→ PROVIDED PASSAGE:
:::::
I hope this helps some of you enjoy the game more by having the funds to do what you want. Good luck
Let's start with my qualifications to write this guide. I make 300k-500k or more a day on the AH. That's profit, not total sales. The AH in Flight Rising is one of the easiest to make a profit on of any online multiplayer game I've tried. There is no fee for listing, no tax for gem sales, and a fairly low tax for treasure sales. There is no reason anyone should find it hard to earn currency in FR. You'll need to spend a little time learning the prices and putting what tell you here into practice, but anyone can do it. It's a lot more fun to be an Auction House Shark, than to be an Auction House Guppy. Let's get started.

Don't be a jerk.
There's a difference between something being underpriced and being obviously mispriced. If you spend time in the AH, you'll likely, at some point, come across an item that you know the lister meant to list for gems put listed for treasure instead. It's one thing if it's a relatively low loss. Let's face it, we're all going to do the same thing at some point. On the other hand, if the resulting loss would be enough that you'd be really unhappy if it happened to you, be a decent person and offer it back to the seller. You'll both have a nicer day because of it and you might make a friend.

Math is required.
:::::
→ DATA SHOWN:
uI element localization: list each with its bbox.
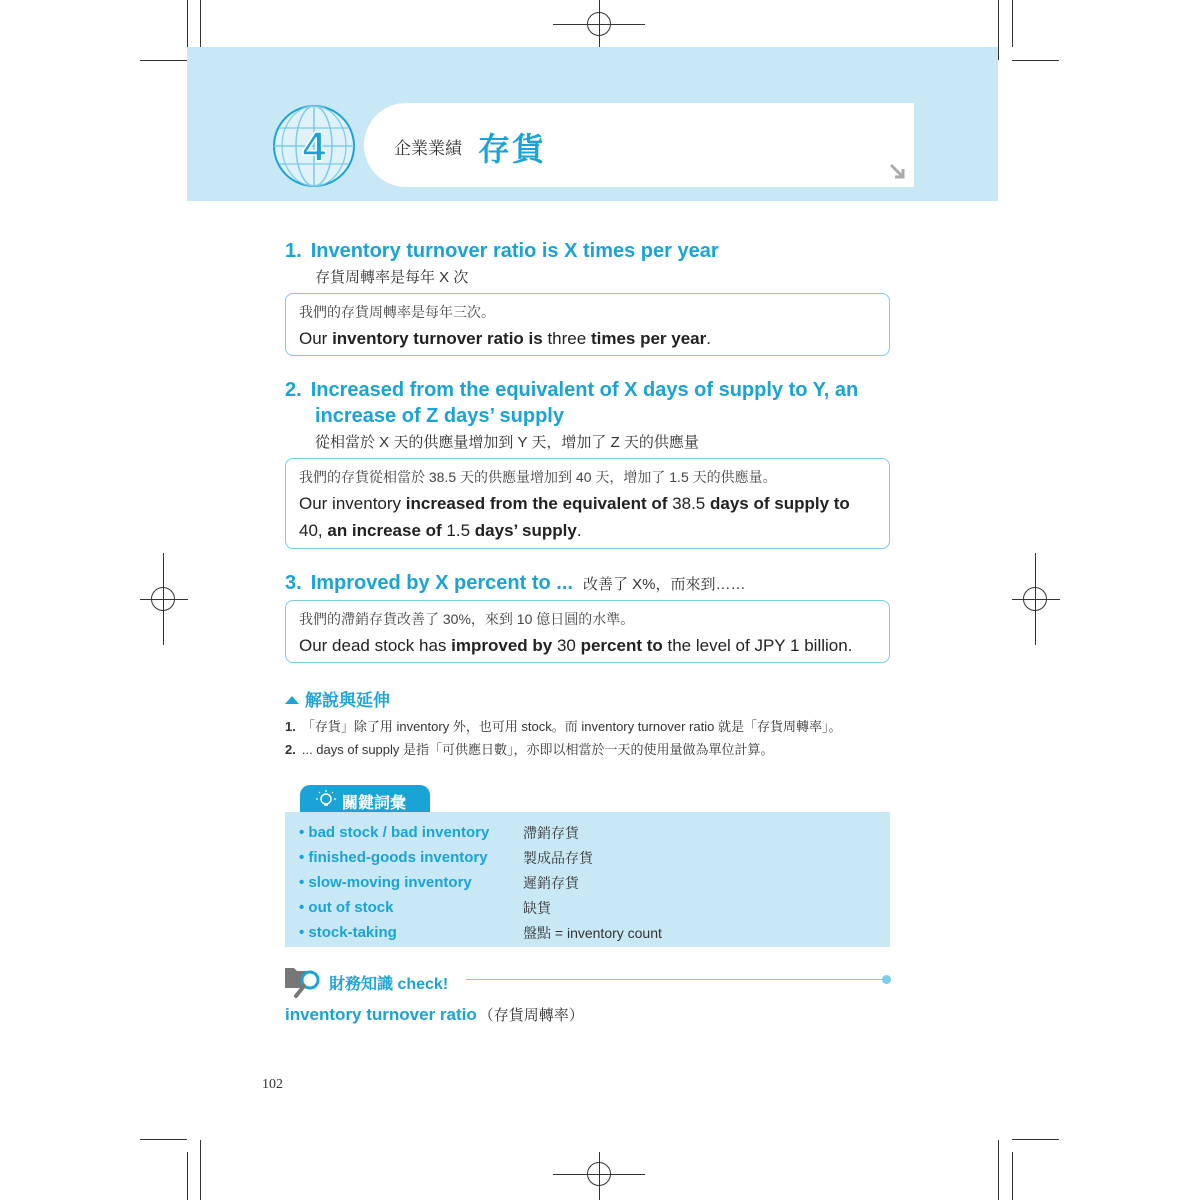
:::::
→ WORK TO DO:
a. Answer these questions about the auction house guide, one line each:
(i) How much daily profit does the writer say they make on the AH?
(ii) What fee does the AH in Flight Rising charge for listing?
(iii) What should you do if buying a mispriced item would cause the seller a loss big enough that you'd be really unhappy if it happened to you?
b. Change the auction house guide's text between "Don't be a jerk." and "Math is required.", inclusive, so that "original owner" stands in place of "seller".

→ THE RESULTS:
a.
(i) 300k-500k or more a day.
(ii) None; there is no fee for listing.
(iii) Be a decent person and offer it back to the seller.

b.
Don't be a jerk.
There's a difference between something being underpriced and being obviously mispriced. If you spend time in the AH, you'll likely, at some point, come across an item that you know the lister meant to list for gems put listed for treasure instead. It's one thing if it's a relatively low loss. Let's face it, we're all going to do the same thing at some point. On the other hand, if the resulting loss would be enough that you'd be really unhappy if it happened to you, be a decent person and offer it back to the original owner. You'll both have a nicer day because of it and you might make a friend.

Math is required.